Stored records:
----------------------------------------

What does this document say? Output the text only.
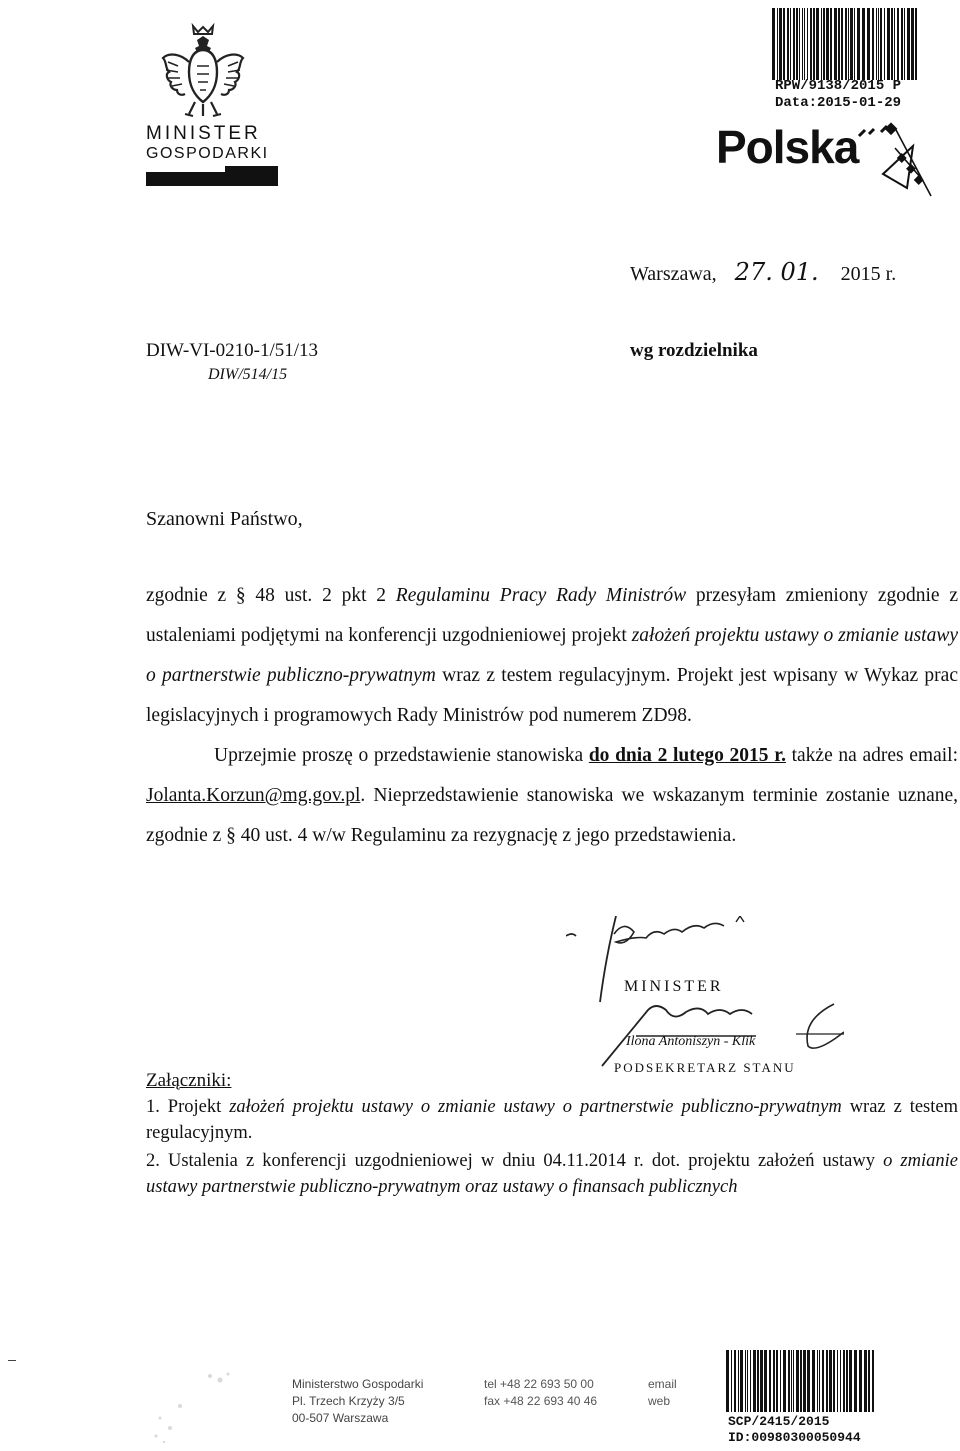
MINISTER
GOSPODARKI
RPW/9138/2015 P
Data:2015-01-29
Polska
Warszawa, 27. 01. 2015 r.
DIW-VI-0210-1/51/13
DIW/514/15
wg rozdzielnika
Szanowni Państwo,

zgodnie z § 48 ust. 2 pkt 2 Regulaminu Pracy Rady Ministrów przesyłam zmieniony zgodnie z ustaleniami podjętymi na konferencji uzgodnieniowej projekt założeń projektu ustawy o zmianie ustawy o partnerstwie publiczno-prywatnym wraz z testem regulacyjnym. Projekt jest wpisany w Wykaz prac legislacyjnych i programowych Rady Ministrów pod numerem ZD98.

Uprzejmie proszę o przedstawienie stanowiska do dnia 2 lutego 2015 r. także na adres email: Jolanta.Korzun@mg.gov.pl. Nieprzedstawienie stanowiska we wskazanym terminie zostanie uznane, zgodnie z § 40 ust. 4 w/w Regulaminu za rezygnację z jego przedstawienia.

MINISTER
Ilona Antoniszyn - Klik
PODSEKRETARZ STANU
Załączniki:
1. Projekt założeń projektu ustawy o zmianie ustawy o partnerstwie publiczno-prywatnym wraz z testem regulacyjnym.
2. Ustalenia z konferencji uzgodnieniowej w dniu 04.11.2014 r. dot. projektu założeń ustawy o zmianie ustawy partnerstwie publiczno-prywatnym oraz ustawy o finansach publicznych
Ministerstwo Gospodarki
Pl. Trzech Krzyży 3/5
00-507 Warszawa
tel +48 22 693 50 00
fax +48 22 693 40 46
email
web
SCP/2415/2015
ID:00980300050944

----------------------------------------

Goal:
In the copy, include all records verbatim but no images.

Answer to this task:
What does this document say? Output the text only.
MINISTER
GOSPODARKI
RPW/9138/2015 P
Data:2015-01-29
Polska
Warszawa, 27. 01. 2015 r.
DIW-VI-0210-1/51/13
DIW/514/15
wg rozdzielnika
Szanowni Państwo,

zgodnie z § 48 ust. 2 pkt 2 Regulaminu Pracy Rady Ministrów przesyłam zmieniony zgodnie z ustaleniami podjętymi na konferencji uzgodnieniowej projekt założeń projektu ustawy o zmianie ustawy o partnerstwie publiczno-prywatnym wraz z testem regulacyjnym. Projekt jest wpisany w Wykaz prac legislacyjnych i programowych Rady Ministrów pod numerem ZD98.

Uprzejmie proszę o przedstawienie stanowiska do dnia 2 lutego 2015 r. także na adres email: Jolanta.Korzun@mg.gov.pl. Nieprzedstawienie stanowiska we wskazanym terminie zostanie uznane, zgodnie z § 40 ust. 4 w/w Regulaminu za rezygnację z jego przedstawienia.

MINISTER
Ilona Antoniszyn - Klik
PODSEKRETARZ STANU
Załączniki:
1. Projekt założeń projektu ustawy o zmianie ustawy o partnerstwie publiczno-prywatnym wraz z testem regulacyjnym.
2. Ustalenia z konferencji uzgodnieniowej w dniu 04.11.2014 r. dot. projektu założeń ustawy o zmianie ustawy partnerstwie publiczno-prywatnym oraz ustawy o finansach publicznych
Ministerstwo Gospodarki
Pl. Trzech Krzyży 3/5
00-507 Warszawa
tel +48 22 693 50 00
fax +48 22 693 40 46
email
web
SCP/2415/2015
ID:00980300050944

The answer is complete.